▸ EXERCISE BRIEF
All of the records listed below should be retyped exactly.

▸ SUPPLIED INFORMATION
Begin
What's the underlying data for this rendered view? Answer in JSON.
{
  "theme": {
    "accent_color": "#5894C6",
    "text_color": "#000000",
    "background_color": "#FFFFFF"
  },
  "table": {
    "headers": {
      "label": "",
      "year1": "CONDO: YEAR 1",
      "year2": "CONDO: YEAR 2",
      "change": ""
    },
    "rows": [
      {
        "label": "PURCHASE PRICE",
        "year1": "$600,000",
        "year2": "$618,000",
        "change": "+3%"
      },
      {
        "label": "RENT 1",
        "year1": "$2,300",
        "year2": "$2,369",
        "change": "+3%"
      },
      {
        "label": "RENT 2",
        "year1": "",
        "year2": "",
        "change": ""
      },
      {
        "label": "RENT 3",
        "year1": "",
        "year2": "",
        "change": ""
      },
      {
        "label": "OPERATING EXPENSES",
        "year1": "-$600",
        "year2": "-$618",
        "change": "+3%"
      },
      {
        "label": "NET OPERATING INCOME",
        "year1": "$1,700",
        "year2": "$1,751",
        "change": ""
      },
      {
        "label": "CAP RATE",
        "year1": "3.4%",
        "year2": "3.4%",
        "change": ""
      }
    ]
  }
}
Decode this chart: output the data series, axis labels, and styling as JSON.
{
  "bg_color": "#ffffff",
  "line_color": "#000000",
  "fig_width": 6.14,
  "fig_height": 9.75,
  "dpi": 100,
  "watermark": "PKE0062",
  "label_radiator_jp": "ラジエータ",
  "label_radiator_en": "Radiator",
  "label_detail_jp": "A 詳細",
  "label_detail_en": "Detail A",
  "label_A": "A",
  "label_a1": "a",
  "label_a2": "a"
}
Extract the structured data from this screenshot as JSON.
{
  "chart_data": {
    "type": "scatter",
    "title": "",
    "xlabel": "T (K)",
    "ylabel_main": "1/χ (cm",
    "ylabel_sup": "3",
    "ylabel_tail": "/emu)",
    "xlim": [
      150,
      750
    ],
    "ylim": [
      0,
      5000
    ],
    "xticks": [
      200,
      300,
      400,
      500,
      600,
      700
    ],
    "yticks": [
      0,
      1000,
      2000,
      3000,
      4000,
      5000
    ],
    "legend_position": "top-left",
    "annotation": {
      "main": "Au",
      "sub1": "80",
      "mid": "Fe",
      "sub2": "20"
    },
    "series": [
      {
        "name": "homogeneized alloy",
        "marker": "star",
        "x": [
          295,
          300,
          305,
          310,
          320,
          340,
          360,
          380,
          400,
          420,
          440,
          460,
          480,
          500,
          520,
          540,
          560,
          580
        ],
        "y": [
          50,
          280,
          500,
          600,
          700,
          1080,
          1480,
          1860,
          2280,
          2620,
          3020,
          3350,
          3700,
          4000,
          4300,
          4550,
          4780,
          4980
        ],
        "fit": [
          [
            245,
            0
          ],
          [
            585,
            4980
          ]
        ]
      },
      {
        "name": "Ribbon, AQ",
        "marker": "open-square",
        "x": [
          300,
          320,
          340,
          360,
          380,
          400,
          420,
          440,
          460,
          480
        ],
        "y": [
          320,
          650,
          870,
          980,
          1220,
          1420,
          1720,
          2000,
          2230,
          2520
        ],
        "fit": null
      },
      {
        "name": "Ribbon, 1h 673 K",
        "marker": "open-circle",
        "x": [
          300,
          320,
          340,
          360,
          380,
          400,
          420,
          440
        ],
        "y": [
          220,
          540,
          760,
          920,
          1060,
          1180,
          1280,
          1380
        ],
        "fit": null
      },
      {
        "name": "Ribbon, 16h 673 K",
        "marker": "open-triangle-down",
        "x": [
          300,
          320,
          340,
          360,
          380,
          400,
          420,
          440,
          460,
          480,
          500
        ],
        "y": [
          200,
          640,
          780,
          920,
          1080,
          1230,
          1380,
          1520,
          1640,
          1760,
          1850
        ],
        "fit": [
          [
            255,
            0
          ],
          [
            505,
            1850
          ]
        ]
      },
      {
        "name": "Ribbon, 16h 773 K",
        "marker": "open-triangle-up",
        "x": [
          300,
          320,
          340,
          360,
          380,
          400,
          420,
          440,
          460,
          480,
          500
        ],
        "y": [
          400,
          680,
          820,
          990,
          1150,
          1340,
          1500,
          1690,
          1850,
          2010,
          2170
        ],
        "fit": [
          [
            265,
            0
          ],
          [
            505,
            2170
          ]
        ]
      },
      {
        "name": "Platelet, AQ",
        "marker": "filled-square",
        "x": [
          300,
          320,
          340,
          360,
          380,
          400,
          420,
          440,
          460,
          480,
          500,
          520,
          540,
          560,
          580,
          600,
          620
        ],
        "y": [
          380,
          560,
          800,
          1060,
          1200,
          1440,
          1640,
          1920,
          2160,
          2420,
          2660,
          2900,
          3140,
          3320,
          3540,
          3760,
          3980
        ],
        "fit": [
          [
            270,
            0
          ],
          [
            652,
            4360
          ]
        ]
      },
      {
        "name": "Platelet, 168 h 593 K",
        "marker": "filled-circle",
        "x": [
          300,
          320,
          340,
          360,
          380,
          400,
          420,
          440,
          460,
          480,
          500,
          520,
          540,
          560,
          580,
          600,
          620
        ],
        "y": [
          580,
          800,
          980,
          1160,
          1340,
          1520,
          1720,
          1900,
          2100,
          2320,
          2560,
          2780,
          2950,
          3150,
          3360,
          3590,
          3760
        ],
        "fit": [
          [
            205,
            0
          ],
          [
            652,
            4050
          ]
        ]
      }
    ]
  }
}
End
▸ WRITTEN ANSWER
What's the underlying data for this rendered view? Answer in JSON.
{
  "theme": {
    "accent_color": "#5894C6",
    "text_color": "#000000",
    "background_color": "#FFFFFF"
  },
  "table": {
    "headers": {
      "label": "",
      "year1": "CONDO: YEAR 1",
      "year2": "CONDO: YEAR 2",
      "change": ""
    },
    "rows": [
      {
        "label": "PURCHASE PRICE",
        "year1": "$600,000",
        "year2": "$618,000",
        "change": "+3%"
      },
      {
        "label": "RENT 1",
        "year1": "$2,300",
        "year2": "$2,369",
        "change": "+3%"
      },
      {
        "label": "RENT 2",
        "year1": "",
        "year2": "",
        "change": ""
      },
      {
        "label": "RENT 3",
        "year1": "",
        "year2": "",
        "change": ""
      },
      {
        "label": "OPERATING EXPENSES",
        "year1": "-$600",
        "year2": "-$618",
        "change": "+3%"
      },
      {
        "label": "NET OPERATING INCOME",
        "year1": "$1,700",
        "year2": "$1,751",
        "change": ""
      },
      {
        "label": "CAP RATE",
        "year1": "3.4%",
        "year2": "3.4%",
        "change": ""
      }
    ]
  }
}
Decode this chart: output the data series, axis labels, and styling as JSON.
{
  "bg_color": "#ffffff",
  "line_color": "#000000",
  "fig_width": 6.14,
  "fig_height": 9.75,
  "dpi": 100,
  "watermark": "PKE0062",
  "label_radiator_jp": "ラジエータ",
  "label_radiator_en": "Radiator",
  "label_detail_jp": "A 詳細",
  "label_detail_en": "Detail A",
  "label_A": "A",
  "label_a1": "a",
  "label_a2": "a"
}
Extract the structured data from this screenshot as JSON.
{
  "chart_data": {
    "type": "scatter",
    "title": "",
    "xlabel": "T (K)",
    "ylabel_main": "1/χ (cm",
    "ylabel_sup": "3",
    "ylabel_tail": "/emu)",
    "xlim": [
      150,
      750
    ],
    "ylim": [
      0,
      5000
    ],
    "xticks": [
      200,
      300,
      400,
      500,
      600,
      700
    ],
    "yticks": [
      0,
      1000,
      2000,
      3000,
      4000,
      5000
    ],
    "legend_position": "top-left",
    "annotation": {
      "main": "Au",
      "sub1": "80",
      "mid": "Fe",
      "sub2": "20"
    },
    "series": [
      {
        "name": "homogeneized alloy",
        "marker": "star",
        "x": [
          295,
          300,
          305,
          310,
          320,
          340,
          360,
          380,
          400,
          420,
          440,
          460,
          480,
          500,
          520,
          540,
          560,
          580
        ],
        "y": [
          50,
          280,
          500,
          600,
          700,
          1080,
          1480,
          1860,
          2280,
          2620,
          3020,
          3350,
          3700,
          4000,
          4300,
          4550,
          4780,
          4980
        ],
        "fit": [
          [
            245,
            0
          ],
          [
            585,
            4980
          ]
        ]
      },
      {
        "name": "Ribbon, AQ",
        "marker": "open-square",
        "x": [
          300,
          320,
          340,
          360,
          380,
          400,
          420,
          440,
          460,
          480
        ],
        "y": [
          320,
          650,
          870,
          980,
          1220,
          1420,
          1720,
          2000,
          2230,
          2520
        ],
        "fit": null
      },
      {
        "name": "Ribbon, 1h 673 K",
        "marker": "open-circle",
        "x": [
          300,
          320,
          340,
          360,
          380,
          400,
          420,
          440
        ],
        "y": [
          220,
          540,
          760,
          920,
          1060,
          1180,
          1280,
          1380
        ],
        "fit": null
      },
      {
        "name": "Ribbon, 16h 673 K",
        "marker": "open-triangle-down",
        "x": [
          300,
          320,
          340,
          360,
          380,
          400,
          420,
          440,
          460,
          480,
          500
        ],
        "y": [
          200,
          640,
          780,
          920,
          1080,
          1230,
          1380,
          1520,
          1640,
          1760,
          1850
        ],
        "fit": [
          [
            255,
            0
          ],
          [
            505,
            1850
          ]
        ]
      },
      {
        "name": "Ribbon, 16h 773 K",
        "marker": "open-triangle-up",
        "x": [
          300,
          320,
          340,
          360,
          380,
          400,
          420,
          440,
          460,
          480,
          500
        ],
        "y": [
          400,
          680,
          820,
          990,
          1150,
          1340,
          1500,
          1690,
          1850,
          2010,
          2170
        ],
        "fit": [
          [
            265,
            0
          ],
          [
            505,
            2170
          ]
        ]
      },
      {
        "name": "Platelet, AQ",
        "marker": "filled-square",
        "x": [
          300,
          320,
          340,
          360,
          380,
          400,
          420,
          440,
          460,
          480,
          500,
          520,
          540,
          560,
          580,
          600,
          620
        ],
        "y": [
          380,
          560,
          800,
          1060,
          1200,
          1440,
          1640,
          1920,
          2160,
          2420,
          2660,
          2900,
          3140,
          3320,
          3540,
          3760,
          3980
        ],
        "fit": [
          [
            270,
            0
          ],
          [
            652,
            4360
          ]
        ]
      },
      {
        "name": "Platelet, 168 h 593 K",
        "marker": "filled-circle",
        "x": [
          300,
          320,
          340,
          360,
          380,
          400,
          420,
          440,
          460,
          480,
          500,
          520,
          540,
          560,
          580,
          600,
          620
        ],
        "y": [
          580,
          800,
          980,
          1160,
          1340,
          1520,
          1720,
          1900,
          2100,
          2320,
          2560,
          2780,
          2950,
          3150,
          3360,
          3590,
          3760
        ],
        "fit": [
          [
            205,
            0
          ],
          [
            652,
            4050
          ]
        ]
      }
    ]
  }
}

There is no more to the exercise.